● Prompt
Print all entries precisely as they are written.

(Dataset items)

-------------------------

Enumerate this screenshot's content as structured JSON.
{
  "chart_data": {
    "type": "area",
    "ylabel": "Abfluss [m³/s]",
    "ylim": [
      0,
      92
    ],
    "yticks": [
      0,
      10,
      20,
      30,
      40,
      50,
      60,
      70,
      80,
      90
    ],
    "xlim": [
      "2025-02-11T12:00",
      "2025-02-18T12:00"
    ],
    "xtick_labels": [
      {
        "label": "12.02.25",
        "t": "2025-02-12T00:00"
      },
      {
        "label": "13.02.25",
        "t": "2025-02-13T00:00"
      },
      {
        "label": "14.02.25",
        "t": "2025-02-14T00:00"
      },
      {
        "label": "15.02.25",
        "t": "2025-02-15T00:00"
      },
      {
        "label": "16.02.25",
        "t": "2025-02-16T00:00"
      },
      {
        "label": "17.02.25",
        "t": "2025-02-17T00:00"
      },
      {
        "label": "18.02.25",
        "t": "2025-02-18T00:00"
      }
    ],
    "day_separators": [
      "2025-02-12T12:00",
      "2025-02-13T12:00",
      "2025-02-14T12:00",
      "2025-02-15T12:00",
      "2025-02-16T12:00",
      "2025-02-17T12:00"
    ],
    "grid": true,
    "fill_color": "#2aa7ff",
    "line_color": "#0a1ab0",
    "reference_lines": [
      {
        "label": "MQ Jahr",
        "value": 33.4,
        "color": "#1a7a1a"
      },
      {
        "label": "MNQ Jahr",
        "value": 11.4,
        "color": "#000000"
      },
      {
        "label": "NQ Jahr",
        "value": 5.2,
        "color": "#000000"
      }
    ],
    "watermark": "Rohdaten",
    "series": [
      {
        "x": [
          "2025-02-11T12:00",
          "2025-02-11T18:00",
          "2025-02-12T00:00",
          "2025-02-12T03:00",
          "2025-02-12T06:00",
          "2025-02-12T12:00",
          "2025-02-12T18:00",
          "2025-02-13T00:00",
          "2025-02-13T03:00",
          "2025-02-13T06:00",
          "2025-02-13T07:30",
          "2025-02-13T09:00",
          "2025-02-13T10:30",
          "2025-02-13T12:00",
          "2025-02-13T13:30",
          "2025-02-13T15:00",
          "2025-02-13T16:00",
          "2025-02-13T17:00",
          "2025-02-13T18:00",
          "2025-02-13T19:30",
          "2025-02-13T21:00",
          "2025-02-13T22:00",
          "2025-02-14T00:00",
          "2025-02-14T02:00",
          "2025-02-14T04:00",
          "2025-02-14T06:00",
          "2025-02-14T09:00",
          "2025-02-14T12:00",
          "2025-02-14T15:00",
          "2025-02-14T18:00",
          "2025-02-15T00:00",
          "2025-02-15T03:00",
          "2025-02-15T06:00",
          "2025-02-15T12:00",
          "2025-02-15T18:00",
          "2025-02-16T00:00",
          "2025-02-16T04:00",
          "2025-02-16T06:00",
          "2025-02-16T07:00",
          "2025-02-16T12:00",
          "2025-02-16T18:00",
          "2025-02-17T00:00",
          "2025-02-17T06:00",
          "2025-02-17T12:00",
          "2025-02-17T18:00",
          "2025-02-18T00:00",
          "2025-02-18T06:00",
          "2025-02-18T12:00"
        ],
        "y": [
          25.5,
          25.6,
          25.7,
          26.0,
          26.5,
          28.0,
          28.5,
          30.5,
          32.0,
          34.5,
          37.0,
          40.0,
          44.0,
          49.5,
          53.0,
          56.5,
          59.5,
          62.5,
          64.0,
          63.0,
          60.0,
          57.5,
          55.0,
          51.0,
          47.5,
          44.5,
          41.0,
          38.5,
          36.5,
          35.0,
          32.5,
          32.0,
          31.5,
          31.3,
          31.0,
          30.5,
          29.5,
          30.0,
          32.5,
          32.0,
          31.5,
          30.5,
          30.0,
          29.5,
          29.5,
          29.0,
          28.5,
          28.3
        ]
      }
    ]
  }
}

-------------------------

● Exercise response
Enumerate this screenshot's content as structured JSON.
{
  "chart_data": {
    "type": "area",
    "ylabel": "Abfluss [m³/s]",
    "ylim": [
      0,
      92
    ],
    "yticks": [
      0,
      10,
      20,
      30,
      40,
      50,
      60,
      70,
      80,
      90
    ],
    "xlim": [
      "2025-02-11T12:00",
      "2025-02-18T12:00"
    ],
    "xtick_labels": [
      {
        "label": "12.02.25",
        "t": "2025-02-12T00:00"
      },
      {
        "label": "13.02.25",
        "t": "2025-02-13T00:00"
      },
      {
        "label": "14.02.25",
        "t": "2025-02-14T00:00"
      },
      {
        "label": "15.02.25",
        "t": "2025-02-15T00:00"
      },
      {
        "label": "16.02.25",
        "t": "2025-02-16T00:00"
      },
      {
        "label": "17.02.25",
        "t": "2025-02-17T00:00"
      },
      {
        "label": "18.02.25",
        "t": "2025-02-18T00:00"
      }
    ],
    "day_separators": [
      "2025-02-12T12:00",
      "2025-02-13T12:00",
      "2025-02-14T12:00",
      "2025-02-15T12:00",
      "2025-02-16T12:00",
      "2025-02-17T12:00"
    ],
    "grid": true,
    "fill_color": "#2aa7ff",
    "line_color": "#0a1ab0",
    "reference_lines": [
      {
        "label": "MQ Jahr",
        "value": 33.4,
        "color": "#1a7a1a"
      },
      {
        "label": "MNQ Jahr",
        "value": 11.4,
        "color": "#000000"
      },
      {
        "label": "NQ Jahr",
        "value": 5.2,
        "color": "#000000"
      }
    ],
    "watermark": "Rohdaten",
    "series": [
      {
        "x": [
          "2025-02-11T12:00",
          "2025-02-11T18:00",
          "2025-02-12T00:00",
          "2025-02-12T03:00",
          "2025-02-12T06:00",
          "2025-02-12T12:00",
          "2025-02-12T18:00",
          "2025-02-13T00:00",
          "2025-02-13T03:00",
          "2025-02-13T06:00",
          "2025-02-13T07:30",
          "2025-02-13T09:00",
          "2025-02-13T10:30",
          "2025-02-13T12:00",
          "2025-02-13T13:30",
          "2025-02-13T15:00",
          "2025-02-13T16:00",
          "2025-02-13T17:00",
          "2025-02-13T18:00",
          "2025-02-13T19:30",
          "2025-02-13T21:00",
          "2025-02-13T22:00",
          "2025-02-14T00:00",
          "2025-02-14T02:00",
          "2025-02-14T04:00",
          "2025-02-14T06:00",
          "2025-02-14T09:00",
          "2025-02-14T12:00",
          "2025-02-14T15:00",
          "2025-02-14T18:00",
          "2025-02-15T00:00",
          "2025-02-15T03:00",
          "2025-02-15T06:00",
          "2025-02-15T12:00",
          "2025-02-15T18:00",
          "2025-02-16T00:00",
          "2025-02-16T04:00",
          "2025-02-16T06:00",
          "2025-02-16T07:00",
          "2025-02-16T12:00",
          "2025-02-16T18:00",
          "2025-02-17T00:00",
          "2025-02-17T06:00",
          "2025-02-17T12:00",
          "2025-02-17T18:00",
          "2025-02-18T00:00",
          "2025-02-18T06:00",
          "2025-02-18T12:00"
        ],
        "y": [
          25.5,
          25.6,
          25.7,
          26.0,
          26.5,
          28.0,
          28.5,
          30.5,
          32.0,
          34.5,
          37.0,
          40.0,
          44.0,
          49.5,
          53.0,
          56.5,
          59.5,
          62.5,
          64.0,
          63.0,
          60.0,
          57.5,
          55.0,
          51.0,
          47.5,
          44.5,
          41.0,
          38.5,
          36.5,
          35.0,
          32.5,
          32.0,
          31.5,
          31.3,
          31.0,
          30.5,
          29.5,
          30.0,
          32.5,
          32.0,
          31.5,
          30.5,
          30.0,
          29.5,
          29.5,
          29.0,
          28.5,
          28.3
        ]
      }
    ]
  }
}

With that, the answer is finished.